Using the data beneath, show every line that includes the word "Heterogeneity".

Stored entries:
━━━━━━━━━━

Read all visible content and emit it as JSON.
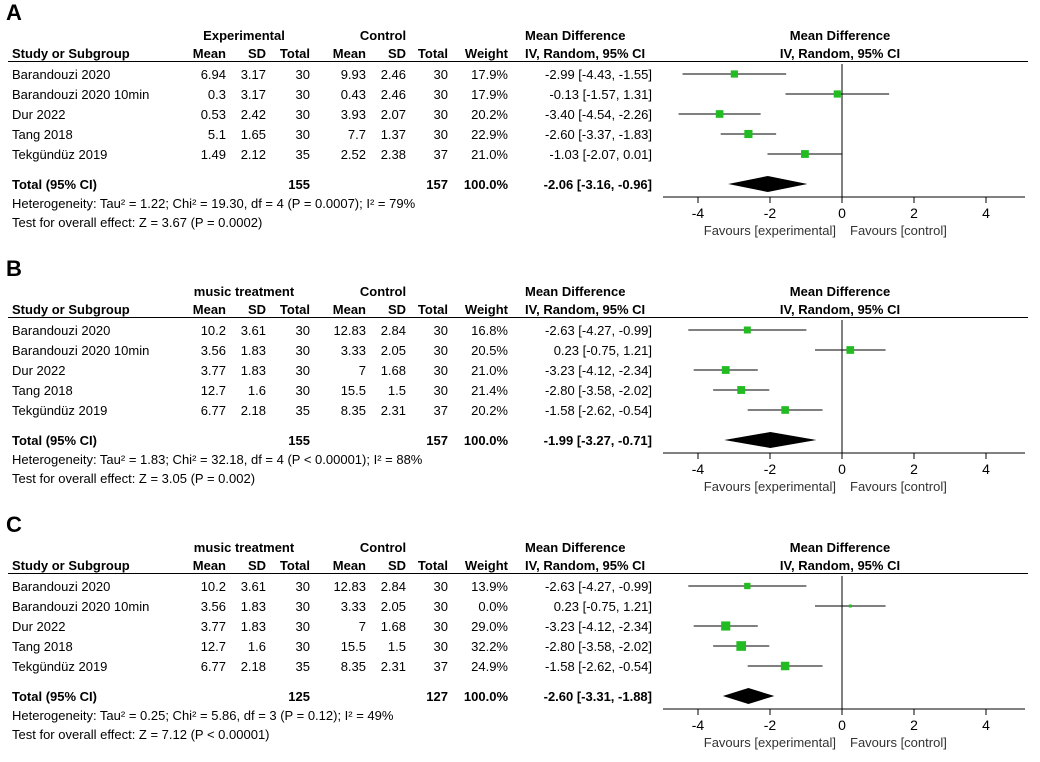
{
  "chart_data": [
    {
      "type": "forest",
      "panel": "A",
      "group1_label": "Experimental",
      "group2_label": "Control",
      "columns": {
        "study": "Study or Subgroup",
        "mean1": "Mean",
        "sd1": "SD",
        "total1": "Total",
        "mean2": "Mean",
        "sd2": "SD",
        "total2": "Total",
        "weight": "Weight",
        "md_title": "Mean Difference",
        "md_sub": "IV, Random, 95% CI",
        "plot_title": "Mean Difference",
        "plot_sub": "IV, Random, 95% CI"
      },
      "studies": [
        {
          "name": "Barandouzi 2020",
          "mean1": "6.94",
          "sd1": "3.17",
          "n1": "30",
          "mean2": "9.93",
          "sd2": "2.46",
          "n2": "30",
          "weight": "17.9%",
          "ci_text": "-2.99 [-4.43, -1.55]",
          "md": -2.99,
          "lo": -4.43,
          "hi": -1.55,
          "w": 17.9
        },
        {
          "name": "Barandouzi 2020 10min",
          "mean1": "0.3",
          "sd1": "3.17",
          "n1": "30",
          "mean2": "0.43",
          "sd2": "2.46",
          "n2": "30",
          "weight": "17.9%",
          "ci_text": "-0.13 [-1.57, 1.31]",
          "md": -0.13,
          "lo": -1.57,
          "hi": 1.31,
          "w": 17.9
        },
        {
          "name": "Dur 2022",
          "mean1": "0.53",
          "sd1": "2.42",
          "n1": "30",
          "mean2": "3.93",
          "sd2": "2.07",
          "n2": "30",
          "weight": "20.2%",
          "ci_text": "-3.40 [-4.54, -2.26]",
          "md": -3.4,
          "lo": -4.54,
          "hi": -2.26,
          "w": 20.2
        },
        {
          "name": "Tang 2018",
          "mean1": "5.1",
          "sd1": "1.65",
          "n1": "30",
          "mean2": "7.7",
          "sd2": "1.37",
          "n2": "30",
          "weight": "22.9%",
          "ci_text": "-2.60 [-3.37, -1.83]",
          "md": -2.6,
          "lo": -3.37,
          "hi": -1.83,
          "w": 22.9
        },
        {
          "name": "Tekgündüz 2019",
          "mean1": "1.49",
          "sd1": "2.12",
          "n1": "35",
          "mean2": "2.52",
          "sd2": "2.38",
          "n2": "37",
          "weight": "21.0%",
          "ci_text": "-1.03 [-2.07, 0.01]",
          "md": -1.03,
          "lo": -2.07,
          "hi": 0.01,
          "w": 21.0
        }
      ],
      "total": {
        "label": "Total (95% CI)",
        "n1": "155",
        "n2": "157",
        "weight": "100.0%",
        "ci_text": "-2.06 [-3.16, -0.96]",
        "md": -2.06,
        "lo": -3.16,
        "hi": -0.96
      },
      "heterogeneity": "Heterogeneity: Tau² = 1.22; Chi² = 19.30, df = 4 (P = 0.0007); I² = 79%",
      "overall_effect": "Test for overall effect: Z = 3.67 (P = 0.0002)",
      "xlim": [
        -5,
        5
      ],
      "ticks": [
        -4,
        -2,
        0,
        2,
        4
      ],
      "tick_labels": [
        "-4",
        "-2",
        "0",
        "2",
        "4"
      ],
      "favours_left": "Favours [experimental]",
      "favours_right": "Favours [control]",
      "marker_color": "#22bb22"
    },
    {
      "type": "forest",
      "panel": "B",
      "group1_label": "music treatment",
      "group2_label": "Control",
      "columns": {
        "study": "Study or Subgroup",
        "mean1": "Mean",
        "sd1": "SD",
        "total1": "Total",
        "mean2": "Mean",
        "sd2": "SD",
        "total2": "Total",
        "weight": "Weight",
        "md_title": "Mean Difference",
        "md_sub": "IV, Random, 95% CI",
        "plot_title": "Mean Difference",
        "plot_sub": "IV, Random, 95% CI"
      },
      "studies": [
        {
          "name": "Barandouzi 2020",
          "mean1": "10.2",
          "sd1": "3.61",
          "n1": "30",
          "mean2": "12.83",
          "sd2": "2.84",
          "n2": "30",
          "weight": "16.8%",
          "ci_text": "-2.63 [-4.27, -0.99]",
          "md": -2.63,
          "lo": -4.27,
          "hi": -0.99,
          "w": 16.8
        },
        {
          "name": "Barandouzi 2020 10min",
          "mean1": "3.56",
          "sd1": "1.83",
          "n1": "30",
          "mean2": "3.33",
          "sd2": "2.05",
          "n2": "30",
          "weight": "20.5%",
          "ci_text": "0.23 [-0.75, 1.21]",
          "md": 0.23,
          "lo": -0.75,
          "hi": 1.21,
          "w": 20.5
        },
        {
          "name": "Dur 2022",
          "mean1": "3.77",
          "sd1": "1.83",
          "n1": "30",
          "mean2": "7",
          "sd2": "1.68",
          "n2": "30",
          "weight": "21.0%",
          "ci_text": "-3.23 [-4.12, -2.34]",
          "md": -3.23,
          "lo": -4.12,
          "hi": -2.34,
          "w": 21.0
        },
        {
          "name": "Tang 2018",
          "mean1": "12.7",
          "sd1": "1.6",
          "n1": "30",
          "mean2": "15.5",
          "sd2": "1.5",
          "n2": "30",
          "weight": "21.4%",
          "ci_text": "-2.80 [-3.58, -2.02]",
          "md": -2.8,
          "lo": -3.58,
          "hi": -2.02,
          "w": 21.4
        },
        {
          "name": "Tekgündüz 2019",
          "mean1": "6.77",
          "sd1": "2.18",
          "n1": "35",
          "mean2": "8.35",
          "sd2": "2.31",
          "n2": "37",
          "weight": "20.2%",
          "ci_text": "-1.58 [-2.62, -0.54]",
          "md": -1.58,
          "lo": -2.62,
          "hi": -0.54,
          "w": 20.2
        }
      ],
      "total": {
        "label": "Total (95% CI)",
        "n1": "155",
        "n2": "157",
        "weight": "100.0%",
        "ci_text": "-1.99 [-3.27, -0.71]",
        "md": -1.99,
        "lo": -3.27,
        "hi": -0.71
      },
      "heterogeneity": "Heterogeneity: Tau² = 1.83; Chi² = 32.18, df = 4 (P < 0.00001); I² = 88%",
      "overall_effect": "Test for overall effect: Z = 3.05 (P = 0.002)",
      "xlim": [
        -5,
        5
      ],
      "ticks": [
        -4,
        -2,
        0,
        2,
        4
      ],
      "tick_labels": [
        "-4",
        "-2",
        "0",
        "2",
        "4"
      ],
      "favours_left": "Favours [experimental]",
      "favours_right": "Favours [control]",
      "marker_color": "#22bb22"
    },
    {
      "type": "forest",
      "panel": "C",
      "group1_label": "music treatment",
      "group2_label": "Control",
      "columns": {
        "study": "Study or Subgroup",
        "mean1": "Mean",
        "sd1": "SD",
        "total1": "Total",
        "mean2": "Mean",
        "sd2": "SD",
        "total2": "Total",
        "weight": "Weight",
        "md_title": "Mean Difference",
        "md_sub": "IV, Random, 95% CI",
        "plot_title": "Mean Difference",
        "plot_sub": "IV, Random, 95% CI"
      },
      "studies": [
        {
          "name": "Barandouzi 2020",
          "mean1": "10.2",
          "sd1": "3.61",
          "n1": "30",
          "mean2": "12.83",
          "sd2": "2.84",
          "n2": "30",
          "weight": "13.9%",
          "ci_text": "-2.63 [-4.27, -0.99]",
          "md": -2.63,
          "lo": -4.27,
          "hi": -0.99,
          "w": 13.9
        },
        {
          "name": "Barandouzi 2020 10min",
          "mean1": "3.56",
          "sd1": "1.83",
          "n1": "30",
          "mean2": "3.33",
          "sd2": "2.05",
          "n2": "30",
          "weight": "0.0%",
          "ci_text": "0.23 [-0.75, 1.21]",
          "md": 0.23,
          "lo": -0.75,
          "hi": 1.21,
          "w": 0.0
        },
        {
          "name": "Dur 2022",
          "mean1": "3.77",
          "sd1": "1.83",
          "n1": "30",
          "mean2": "7",
          "sd2": "1.68",
          "n2": "30",
          "weight": "29.0%",
          "ci_text": "-3.23 [-4.12, -2.34]",
          "md": -3.23,
          "lo": -4.12,
          "hi": -2.34,
          "w": 29.0
        },
        {
          "name": "Tang 2018",
          "mean1": "12.7",
          "sd1": "1.6",
          "n1": "30",
          "mean2": "15.5",
          "sd2": "1.5",
          "n2": "30",
          "weight": "32.2%",
          "ci_text": "-2.80 [-3.58, -2.02]",
          "md": -2.8,
          "lo": -3.58,
          "hi": -2.02,
          "w": 32.2
        },
        {
          "name": "Tekgündüz 2019",
          "mean1": "6.77",
          "sd1": "2.18",
          "n1": "35",
          "mean2": "8.35",
          "sd2": "2.31",
          "n2": "37",
          "weight": "24.9%",
          "ci_text": "-1.58 [-2.62, -0.54]",
          "md": -1.58,
          "lo": -2.62,
          "hi": -0.54,
          "w": 24.9
        }
      ],
      "total": {
        "label": "Total (95% CI)",
        "n1": "125",
        "n2": "127",
        "weight": "100.0%",
        "ci_text": "-2.60 [-3.31, -1.88]",
        "md": -2.6,
        "lo": -3.31,
        "hi": -1.88
      },
      "heterogeneity": "Heterogeneity: Tau² = 0.25; Chi² = 5.86, df = 3 (P = 0.12); I² = 49%",
      "overall_effect": "Test for overall effect: Z = 7.12 (P < 0.00001)",
      "xlim": [
        -5,
        5
      ],
      "ticks": [
        -4,
        -2,
        0,
        2,
        4
      ],
      "tick_labels": [
        "-4",
        "-2",
        "0",
        "2",
        "4"
      ],
      "favours_left": "Favours [experimental]",
      "favours_right": "Favours [control]",
      "marker_color": "#22bb22"
    }
  ]
}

━━━━━━━━━━

- Exercise response
      "heterogeneity": "Heterogeneity: Tau² = 1.22; Chi² = 19.30, df = 4 (P = 0.0007); I² = 79%",
      "heterogeneity": "Heterogeneity: Tau² = 1.83; Chi² = 32.18, df = 4 (P < 0.00001); I² = 88%",
      "heterogeneity": "Heterogeneity: Tau² = 0.25; Chi² = 5.86, df = 3 (P = 0.12); I² = 49%",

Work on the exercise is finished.